Repeat, exactly and only, the lines from the one containing "Transcribe this image's" to the last line, inclusive; do not repeat the pictures.

+++ AVAILABLE DATA +++

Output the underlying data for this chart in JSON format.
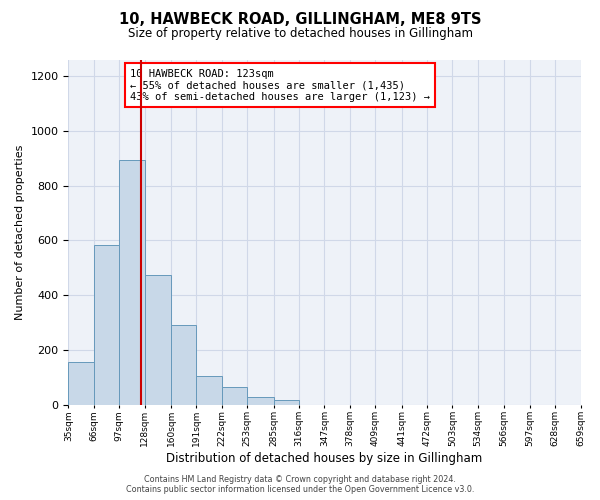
{
  "title": "10, HAWBECK ROAD, GILLINGHAM, ME8 9TS",
  "subtitle": "Size of property relative to detached houses in Gillingham",
  "xlabel": "Distribution of detached houses by size in Gillingham",
  "ylabel": "Number of detached properties",
  "bar_values": [
    155,
    585,
    895,
    475,
    290,
    105,
    65,
    28,
    15,
    0,
    0,
    0,
    0,
    0,
    0,
    0,
    0,
    0,
    0,
    0
  ],
  "bin_edges": [
    35,
    66,
    97,
    128,
    160,
    191,
    222,
    253,
    285,
    316,
    347,
    378,
    409,
    441,
    472,
    503,
    534,
    566,
    597,
    628,
    659
  ],
  "bar_color": "#c8d8e8",
  "bar_edge_color": "#6699bb",
  "property_line_x": 123,
  "property_line_color": "#cc0000",
  "ylim": [
    0,
    1260
  ],
  "yticks": [
    0,
    200,
    400,
    600,
    800,
    1000,
    1200
  ],
  "annotation_title": "10 HAWBECK ROAD: 123sqm",
  "annotation_line1": "← 55% of detached houses are smaller (1,435)",
  "annotation_line2": "43% of semi-detached houses are larger (1,123) →",
  "footer1": "Contains HM Land Registry data © Crown copyright and database right 2024.",
  "footer2": "Contains public sector information licensed under the Open Government Licence v3.0.",
  "tick_labels": [
    "35sqm",
    "66sqm",
    "97sqm",
    "128sqm",
    "160sqm",
    "191sqm",
    "222sqm",
    "253sqm",
    "285sqm",
    "316sqm",
    "347sqm",
    "378sqm",
    "409sqm",
    "441sqm",
    "472sqm",
    "503sqm",
    "534sqm",
    "566sqm",
    "597sqm",
    "628sqm",
    "659sqm"
  ],
  "grid_color": "#d0d8e8",
  "background_color": "#eef2f8"
}
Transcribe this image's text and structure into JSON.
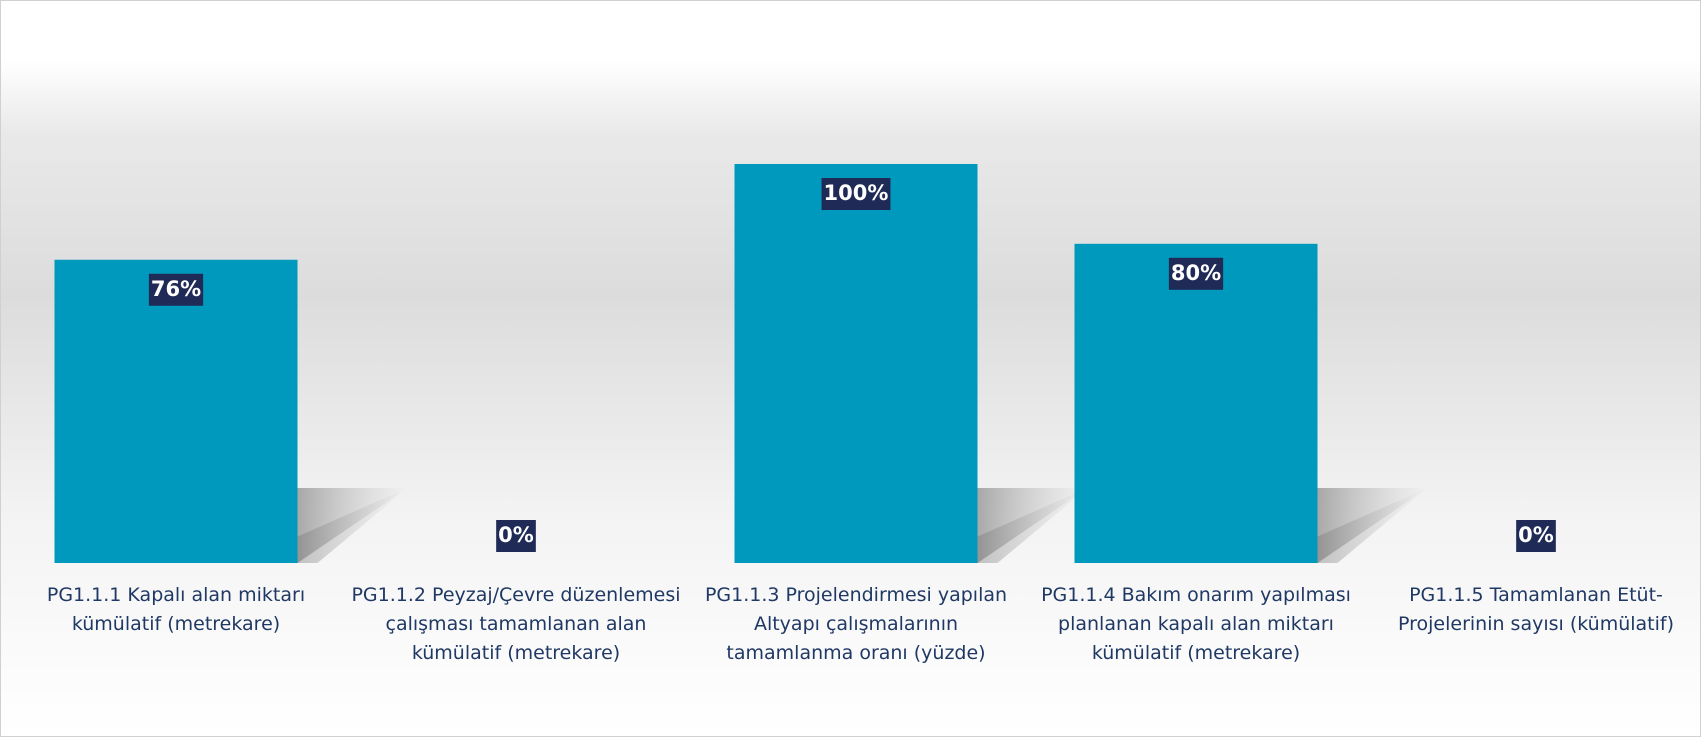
{
  "chart_data": {
    "type": "bar",
    "categories": [
      "PG1.1.1 Kapalı alan miktarı kümülatif (metrekare)",
      "PG1.1.2 Peyzaj/Çevre düzenlemesi çalışması tamamlanan alan kümülatif (metrekare)",
      "PG1.1.3 Projelendirmesi yapılan Altyapı çalışmalarının tamamlanma oranı (yüzde)",
      "PG1.1.4 Bakım onarım yapılması planlanan kapalı alan miktarı kümülatif (metrekare)",
      "PG1.1.5 Tamamlanan Etüt-Projelerinin sayısı (kümülatif)"
    ],
    "values": [
      76,
      0,
      100,
      80,
      0
    ],
    "value_labels": [
      "76%",
      "0%",
      "100%",
      "80%",
      "0%"
    ],
    "color": "#0099be"
  }
}
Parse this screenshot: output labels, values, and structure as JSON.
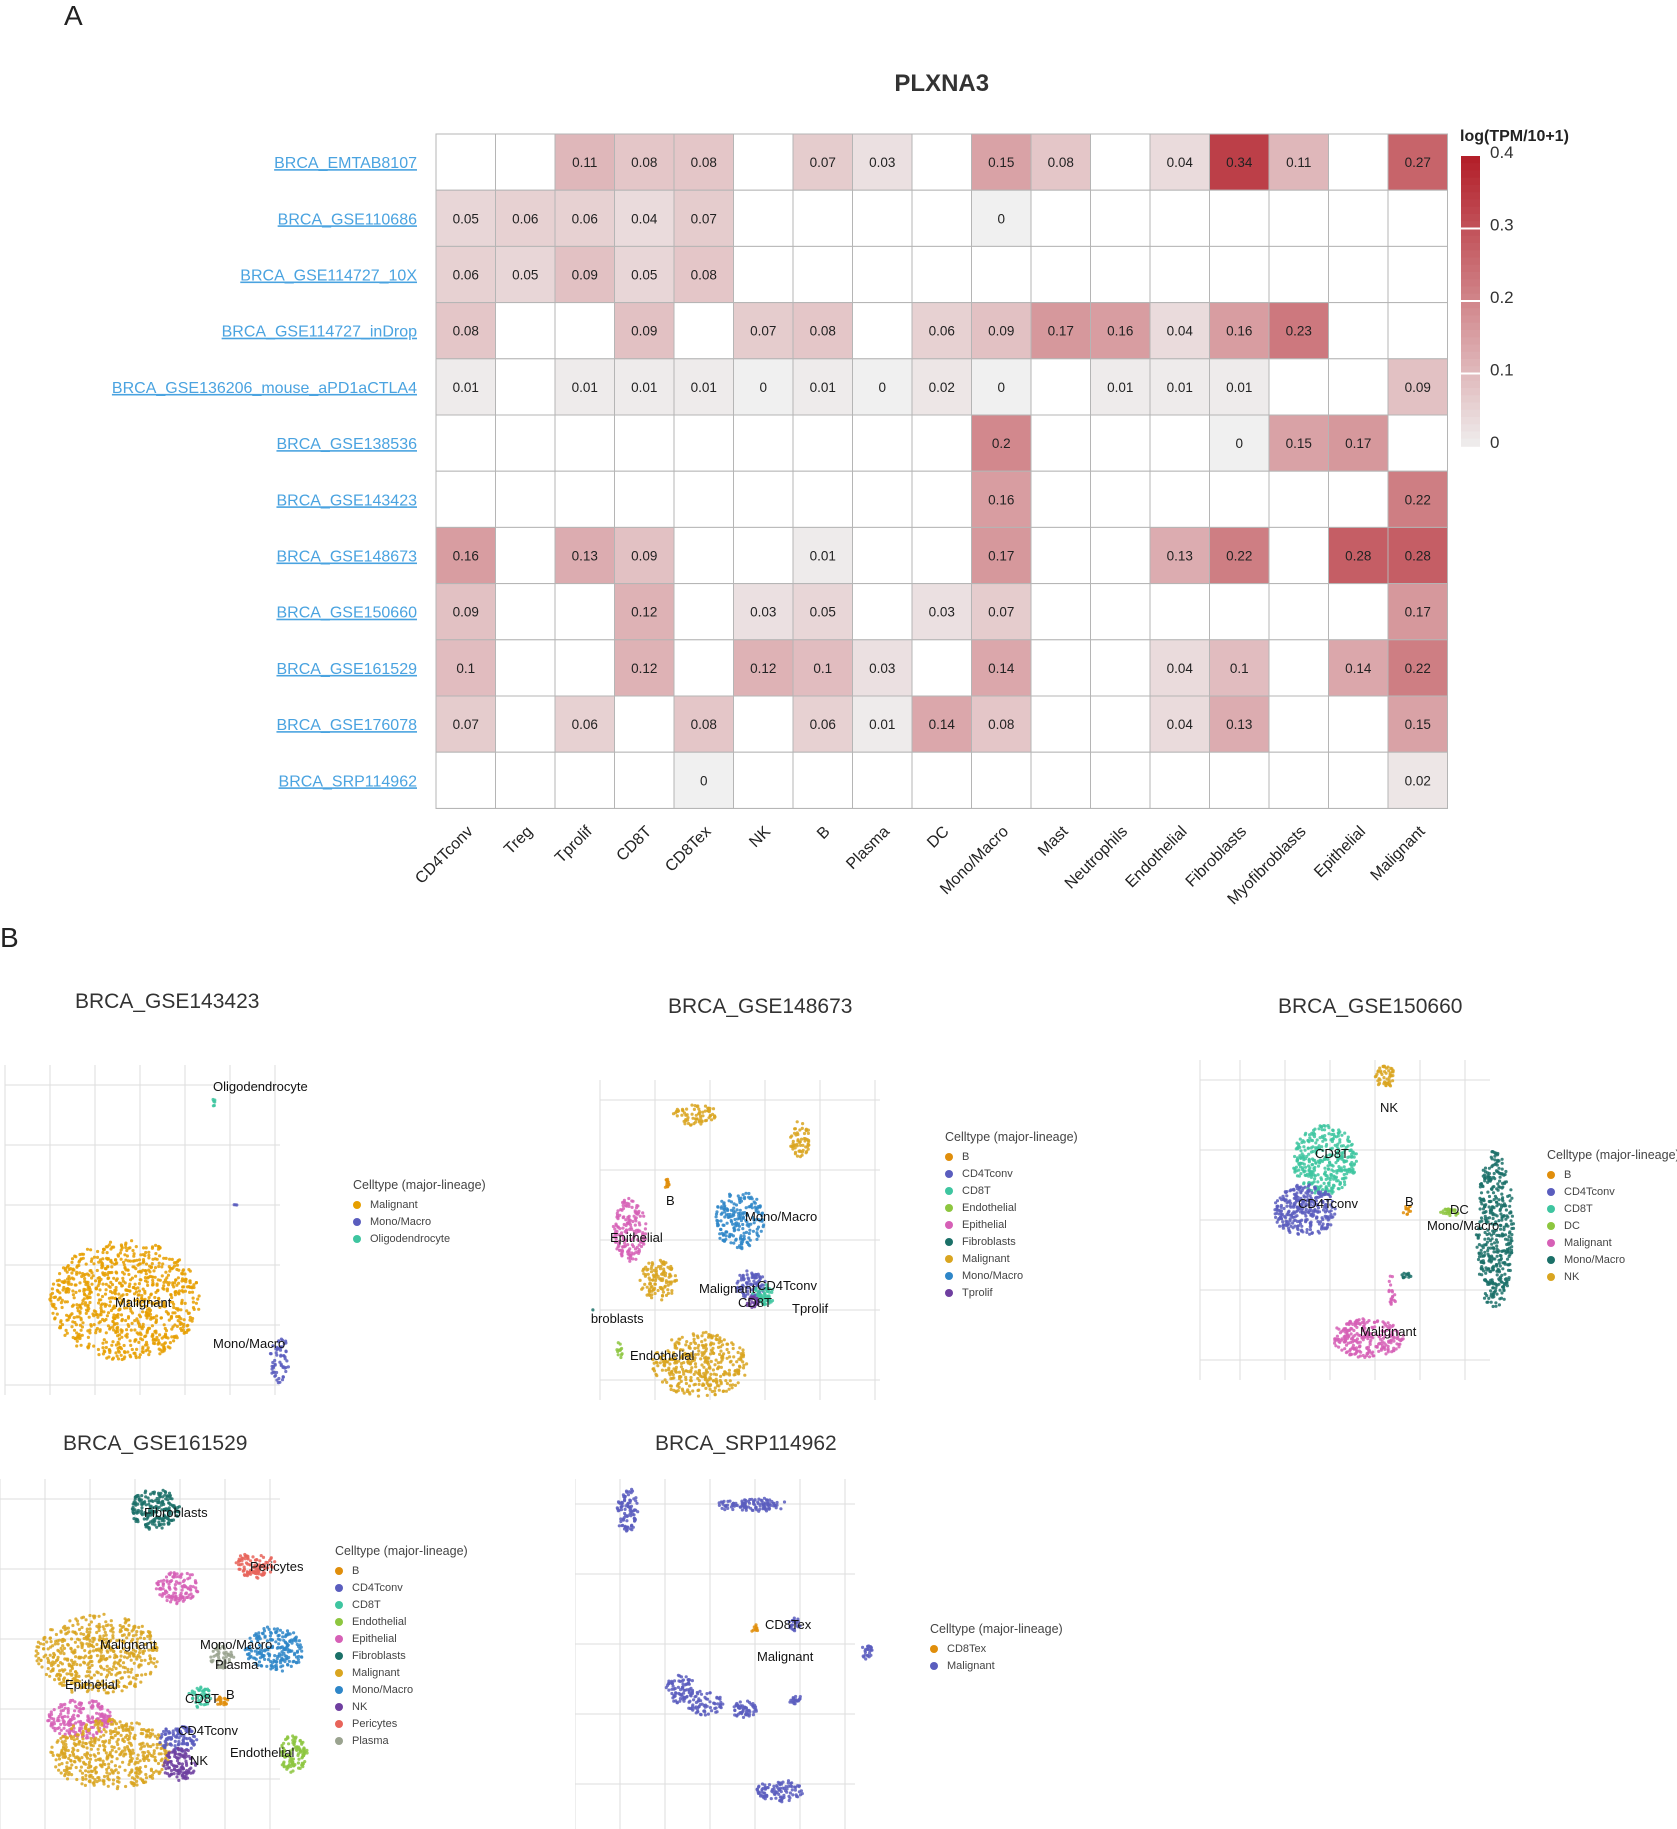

+++

SOLUTION TO THIS PROBLEM
Transcribe this image's text and structure into JSON.
{
  "chart_data": {
    "type": "bar",
    "categories": [
      "PG1.1.1 Kapalı alan miktarı kümülatif (metrekare)",
      "PG1.1.2 Peyzaj/Çevre düzenlemesi çalışması tamamlanan alan kümülatif (metrekare)",
      "PG1.1.3 Projelendirmesi yapılan Altyapı çalışmalarının tamamlanma oranı (yüzde)",
      "PG1.1.4 Bakım onarım yapılması planlanan kapalı alan miktarı kümülatif (metrekare)",
      "PG1.1.5 Tamamlanan Etüt-Projelerinin sayısı (kümülatif)"
    ],
    "values": [
      76,
      0,
      100,
      80,
      0
    ],
    "value_labels": [
      "76%",
      "0%",
      "100%",
      "80%",
      "0%"
    ],
    "color": "#0099be"
  }
}
Parse this screenshot: output labels, values, and structure as JSON.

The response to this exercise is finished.